*RAW RECORDS*:
——————————

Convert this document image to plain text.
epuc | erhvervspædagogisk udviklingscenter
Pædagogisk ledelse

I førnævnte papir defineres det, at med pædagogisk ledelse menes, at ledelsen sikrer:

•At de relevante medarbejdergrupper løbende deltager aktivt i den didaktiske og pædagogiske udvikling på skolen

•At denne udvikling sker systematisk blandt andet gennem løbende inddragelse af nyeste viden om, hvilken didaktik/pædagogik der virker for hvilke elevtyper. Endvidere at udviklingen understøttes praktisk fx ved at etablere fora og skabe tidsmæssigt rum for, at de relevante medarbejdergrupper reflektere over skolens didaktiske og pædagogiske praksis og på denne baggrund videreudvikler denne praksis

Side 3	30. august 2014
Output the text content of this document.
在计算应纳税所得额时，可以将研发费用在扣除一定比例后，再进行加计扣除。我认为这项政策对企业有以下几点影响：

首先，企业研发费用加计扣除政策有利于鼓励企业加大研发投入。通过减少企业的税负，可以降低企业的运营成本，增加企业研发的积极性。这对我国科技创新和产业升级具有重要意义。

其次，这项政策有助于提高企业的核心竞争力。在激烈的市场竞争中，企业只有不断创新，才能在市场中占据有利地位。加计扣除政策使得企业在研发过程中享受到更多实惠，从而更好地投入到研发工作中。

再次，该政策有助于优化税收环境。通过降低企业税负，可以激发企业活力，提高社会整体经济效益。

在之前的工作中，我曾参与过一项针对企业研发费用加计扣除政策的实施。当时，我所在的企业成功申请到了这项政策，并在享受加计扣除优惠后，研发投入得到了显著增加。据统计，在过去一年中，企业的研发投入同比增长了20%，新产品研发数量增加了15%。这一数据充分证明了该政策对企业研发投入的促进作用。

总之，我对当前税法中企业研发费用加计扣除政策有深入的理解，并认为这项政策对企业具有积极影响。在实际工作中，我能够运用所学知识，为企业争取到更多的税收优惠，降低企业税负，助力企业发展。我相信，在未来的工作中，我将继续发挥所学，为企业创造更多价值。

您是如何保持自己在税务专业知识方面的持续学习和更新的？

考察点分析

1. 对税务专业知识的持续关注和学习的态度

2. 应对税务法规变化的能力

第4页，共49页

——————————

*WHAT TO WORK ON*: Transcribe the material exactly as it reads.

*ANSWER TO THIS TASK*:
Convert this document image to plain text.
epuc | erhvervspædagogisk udviklingscenter
Pædagogisk ledelse

I førnævnte papir defineres det, at med pædagogisk ledelse menes, at ledelsen sikrer:

•At de relevante medarbejdergrupper løbende deltager aktivt i den didaktiske og pædagogiske udvikling på skolen

•At denne udvikling sker systematisk blandt andet gennem løbende inddragelse af nyeste viden om, hvilken didaktik/pædagogik der virker for hvilke elevtyper. Endvidere at udviklingen understøttes praktisk fx ved at etablere fora og skabe tidsmæssigt rum for, at de relevante medarbejdergrupper reflektere over skolens didaktiske og pædagogiske praksis og på denne baggrund videreudvikler denne praksis

Side 3	30. august 2014
Output the text content of this document.
在计算应纳税所得额时，可以将研发费用在扣除一定比例后，再进行加计扣除。我认为这项政策对企业有以下几点影响：

首先，企业研发费用加计扣除政策有利于鼓励企业加大研发投入。通过减少企业的税负，可以降低企业的运营成本，增加企业研发的积极性。这对我国科技创新和产业升级具有重要意义。

其次，这项政策有助于提高企业的核心竞争力。在激烈的市场竞争中，企业只有不断创新，才能在市场中占据有利地位。加计扣除政策使得企业在研发过程中享受到更多实惠，从而更好地投入到研发工作中。

再次，该政策有助于优化税收环境。通过降低企业税负，可以激发企业活力，提高社会整体经济效益。

在之前的工作中，我曾参与过一项针对企业研发费用加计扣除政策的实施。当时，我所在的企业成功申请到了这项政策，并在享受加计扣除优惠后，研发投入得到了显著增加。据统计，在过去一年中，企业的研发投入同比增长了20%，新产品研发数量增加了15%。这一数据充分证明了该政策对企业研发投入的促进作用。

总之，我对当前税法中企业研发费用加计扣除政策有深入的理解，并认为这项政策对企业具有积极影响。在实际工作中，我能够运用所学知识，为企业争取到更多的税收优惠，降低企业税负，助力企业发展。我相信，在未来的工作中，我将继续发挥所学，为企业创造更多价值。

您是如何保持自己在税务专业知识方面的持续学习和更新的？

考察点分析

1. 对税务专业知识的持续关注和学习的态度

2. 应对税务法规变化的能力

第4页，共49页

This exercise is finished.